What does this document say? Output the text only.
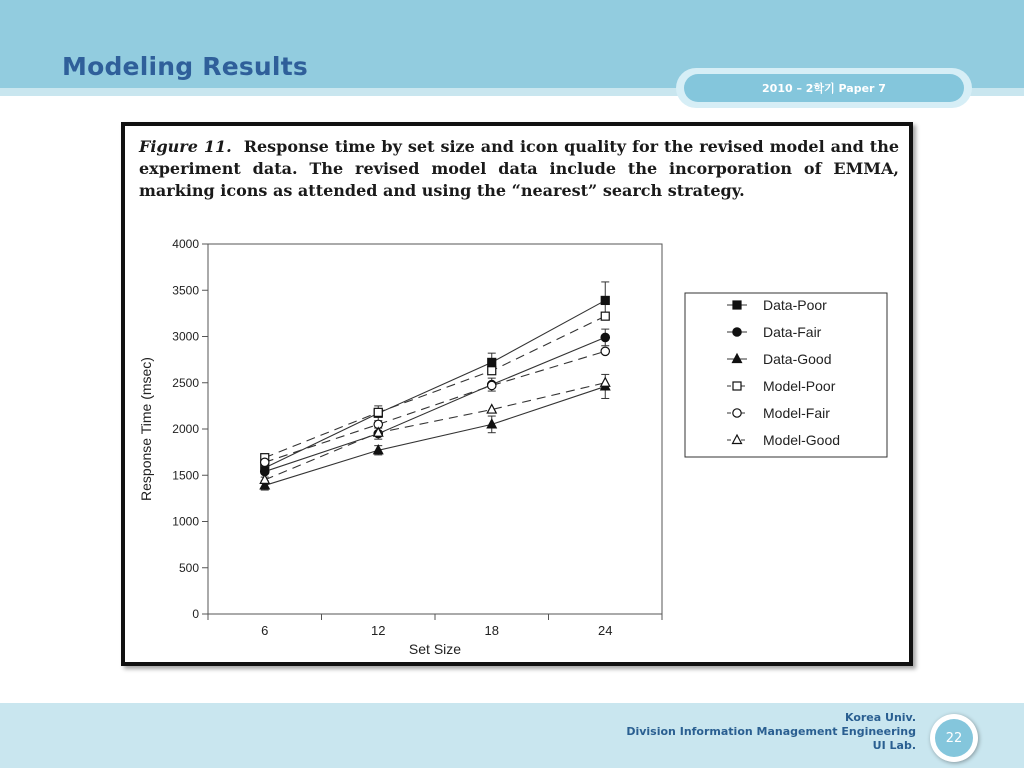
Modeling Results
2010 – 2학기 Paper 7

Figure 11. Response time by set size and icon quality for the revised model and the experiment data. The revised model data include the incorporation of EMMA, marking icons as attended and using the “nearest” search strategy.

0
500
1000
1500
2000
2500
3000
3500
4000
6	12	18	24
Set Size
Response Time (msec)
Data-Poor
Data-Fair
Data-Good
Model-Poor
Model-Fair
Model-Good
Korea Univ.
Division Information Management Engineering
UI Lab.	22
++++++
__EXERCISE DIRECTIONS__. Repeat the listing in full and exactly. Leave any pictures out.

__RESPONSE__.
What does this document say? Output the text only.
Modeling Results
2010 – 2학기 Paper 7

Figure 11. Response time by set size and icon quality for the revised model and the experiment data. The revised model data include the incorporation of EMMA, marking icons as attended and using the “nearest” search strategy.

0
500
1000
1500
2000
2500
3000
3500
4000
6	12	18	24
Set Size
Response Time (msec)
Data-Poor
Data-Fair
Data-Good
Model-Poor
Model-Fair
Model-Good
Korea Univ.
Division Information Management Engineering
UI Lab.	22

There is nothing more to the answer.